* TASK DESCRIPTION
Pick up the seminar abstract on decoherence in quantum dynamical transport at its last words and continue it.

* EXCERPTED TEXT
-- Opening Marker --
BME Elméleti Fizika Szeminárium,

jan. 17. péntek 10h15,
1111 Bp., Budafoki út 8., BME FIII. magasföldszint 1, szemináriumi szoba

Horacio Pastawski (Universidad Nacional de Córdoba, Argentina, Varga Imre
vendége):
Decoherence and emergent phenomena in quantum dynamical transport

The basic concepts of quantum dynamical transport of carriers rely on the
pioneering work of P. W. Anderson, R. Landauer, and M. Büttiker. Starting
from the renormalization procedures of the quantum field density Green’s
functions in the formalism of Keldysh and Kadanoff-Baym, it is easy to
describe open systems in the thermodynamic limit [1,2]. The requirement of
the conservation laws in the linear regime yields the Generalized
Landauer-Büttiker Equations (GLBE), equivalent to the Kirchhoff law for a
quantum circuit [3]. The GLBE accounts for quantum dynamics and decoherence
processes using a non-Hermitian Hamiltonian concatenated with a
self-consistent evolution of a generalized density. This enables to
describe emergent phenomena, of which the Quantum Dynamical Phase
Transition (QDPT) becomes a paradigmatic example [4]. However, the
numerical solution of the dynamics only becomes practical within the
“quantum-drift model” (DQM), which represents the “collapse” imposed by the
environmental interactions as a stochastic noise imposed upon Schrödinger
dynamics [5]. This procedure recovers all known results from other
approaches such as the Carmichael and Dalibard-Casting “quantum jumps”
-- Closing Marker --
* INFORMATION PROVIDED
-- Opening Marker --
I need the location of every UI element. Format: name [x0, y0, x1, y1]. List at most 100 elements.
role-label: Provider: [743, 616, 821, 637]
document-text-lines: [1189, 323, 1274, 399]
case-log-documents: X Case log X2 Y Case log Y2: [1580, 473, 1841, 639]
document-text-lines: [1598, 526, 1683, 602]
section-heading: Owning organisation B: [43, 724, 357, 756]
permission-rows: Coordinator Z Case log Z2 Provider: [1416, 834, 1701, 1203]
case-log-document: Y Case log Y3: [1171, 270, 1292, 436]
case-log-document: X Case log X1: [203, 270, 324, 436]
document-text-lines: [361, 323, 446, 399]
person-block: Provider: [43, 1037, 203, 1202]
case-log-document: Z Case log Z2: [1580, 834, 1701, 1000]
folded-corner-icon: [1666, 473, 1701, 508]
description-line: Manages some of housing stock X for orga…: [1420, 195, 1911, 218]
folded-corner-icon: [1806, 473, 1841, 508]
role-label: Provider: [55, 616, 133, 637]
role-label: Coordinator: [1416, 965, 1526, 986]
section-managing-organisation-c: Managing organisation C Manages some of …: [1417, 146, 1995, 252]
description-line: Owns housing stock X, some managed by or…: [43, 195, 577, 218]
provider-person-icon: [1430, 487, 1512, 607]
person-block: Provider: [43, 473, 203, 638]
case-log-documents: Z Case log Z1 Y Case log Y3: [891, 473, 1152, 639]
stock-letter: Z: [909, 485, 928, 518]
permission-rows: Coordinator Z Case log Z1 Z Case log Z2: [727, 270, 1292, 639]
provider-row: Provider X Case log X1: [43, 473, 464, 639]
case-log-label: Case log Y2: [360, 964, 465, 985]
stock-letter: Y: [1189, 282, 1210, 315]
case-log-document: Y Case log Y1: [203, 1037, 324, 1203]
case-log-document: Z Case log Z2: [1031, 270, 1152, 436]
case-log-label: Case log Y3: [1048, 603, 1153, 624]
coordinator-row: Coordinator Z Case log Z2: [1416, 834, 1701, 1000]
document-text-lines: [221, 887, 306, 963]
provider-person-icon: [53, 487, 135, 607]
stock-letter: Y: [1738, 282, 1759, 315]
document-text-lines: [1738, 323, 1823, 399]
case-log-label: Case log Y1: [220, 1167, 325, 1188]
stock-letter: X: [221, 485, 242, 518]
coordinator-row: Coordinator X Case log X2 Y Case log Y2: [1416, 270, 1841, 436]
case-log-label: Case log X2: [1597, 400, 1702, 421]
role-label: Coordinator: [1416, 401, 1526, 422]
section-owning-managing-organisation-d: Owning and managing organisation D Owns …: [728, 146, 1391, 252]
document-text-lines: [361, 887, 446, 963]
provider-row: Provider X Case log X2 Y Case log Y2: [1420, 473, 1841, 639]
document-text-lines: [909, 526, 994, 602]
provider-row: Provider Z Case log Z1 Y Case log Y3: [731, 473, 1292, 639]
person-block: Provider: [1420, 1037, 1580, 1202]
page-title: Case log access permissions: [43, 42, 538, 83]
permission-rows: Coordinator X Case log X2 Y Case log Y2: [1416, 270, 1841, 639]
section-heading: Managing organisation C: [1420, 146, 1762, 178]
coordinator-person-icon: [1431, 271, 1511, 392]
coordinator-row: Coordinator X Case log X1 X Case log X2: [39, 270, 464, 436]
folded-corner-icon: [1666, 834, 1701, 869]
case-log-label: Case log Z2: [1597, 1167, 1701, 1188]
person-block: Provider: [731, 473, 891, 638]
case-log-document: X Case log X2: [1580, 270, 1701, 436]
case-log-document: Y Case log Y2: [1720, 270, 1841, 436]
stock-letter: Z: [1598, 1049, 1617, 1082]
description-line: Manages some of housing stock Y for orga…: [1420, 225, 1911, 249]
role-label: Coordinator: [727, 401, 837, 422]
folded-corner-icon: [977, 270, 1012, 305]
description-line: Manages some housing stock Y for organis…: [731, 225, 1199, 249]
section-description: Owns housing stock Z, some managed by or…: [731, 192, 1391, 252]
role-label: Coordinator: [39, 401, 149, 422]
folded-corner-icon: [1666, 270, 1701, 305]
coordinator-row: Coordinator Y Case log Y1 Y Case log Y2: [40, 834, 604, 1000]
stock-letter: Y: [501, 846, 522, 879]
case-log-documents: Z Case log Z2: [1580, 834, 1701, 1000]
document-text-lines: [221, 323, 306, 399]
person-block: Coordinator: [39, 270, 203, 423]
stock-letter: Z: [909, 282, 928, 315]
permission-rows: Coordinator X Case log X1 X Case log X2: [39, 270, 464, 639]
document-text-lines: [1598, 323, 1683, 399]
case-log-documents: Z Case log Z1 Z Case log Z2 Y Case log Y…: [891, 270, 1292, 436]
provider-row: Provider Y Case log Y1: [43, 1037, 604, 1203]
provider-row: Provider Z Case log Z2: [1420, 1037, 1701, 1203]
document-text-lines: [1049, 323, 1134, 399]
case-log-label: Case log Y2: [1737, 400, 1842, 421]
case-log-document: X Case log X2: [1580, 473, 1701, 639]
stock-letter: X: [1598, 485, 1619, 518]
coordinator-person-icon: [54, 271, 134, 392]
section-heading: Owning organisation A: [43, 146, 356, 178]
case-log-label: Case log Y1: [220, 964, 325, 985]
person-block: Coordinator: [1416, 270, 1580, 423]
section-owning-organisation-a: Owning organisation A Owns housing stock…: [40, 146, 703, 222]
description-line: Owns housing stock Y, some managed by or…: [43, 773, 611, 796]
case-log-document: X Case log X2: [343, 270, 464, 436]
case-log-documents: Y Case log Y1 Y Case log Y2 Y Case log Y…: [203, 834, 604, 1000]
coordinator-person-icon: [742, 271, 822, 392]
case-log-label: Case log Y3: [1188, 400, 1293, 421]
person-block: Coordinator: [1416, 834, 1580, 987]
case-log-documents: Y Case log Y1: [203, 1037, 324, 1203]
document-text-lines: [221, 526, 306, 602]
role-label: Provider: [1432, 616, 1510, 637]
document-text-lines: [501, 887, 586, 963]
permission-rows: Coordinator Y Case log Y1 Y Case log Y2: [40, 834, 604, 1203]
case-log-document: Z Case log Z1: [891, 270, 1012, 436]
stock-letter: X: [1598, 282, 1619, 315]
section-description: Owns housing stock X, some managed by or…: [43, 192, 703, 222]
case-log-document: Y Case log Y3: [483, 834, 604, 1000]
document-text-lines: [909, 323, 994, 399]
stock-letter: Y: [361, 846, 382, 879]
-- Closing Marker --
* RESULT OF THE TASK
model and the Haken-Strobl model. Moreover, the QDM has a fundamental
connection with the Ghirardi-Rimini- Weber stochastic the Schrödinger
equation. As a key practical aspect, only a single wave function (either
single particle or many-body) is stored, allowing the evaluation of
observables and their fluctuations. This has a very low computational cost
as compared with the GLBE or the Lindblad equation. We will mention the
main achievement in describing Giant Magnetoresistance (GMR), Sound
Amplification (SASER) [5], H2 dissociation in the Heyrovsky heterogeneous
catalysis [6] and even the “poised-realm” regime of biological
electron-transfer in proteins and DNA [7]. This tool could describe the
dynamics of electronic excitation induced in attosecond laser spectroscopy
and the puzzling observation of intrinsic irreversibility [8] in chaotic
many-body dynamics in Loschmidt echo/OTOC experiments in NMR.

[1] H. M. Pastawski, Classical and Quantum Transport from Generalized
Landauer-Büttiker Equations II: Time dependent tunneling. Phys. Rev. B 46,
4053 (1992).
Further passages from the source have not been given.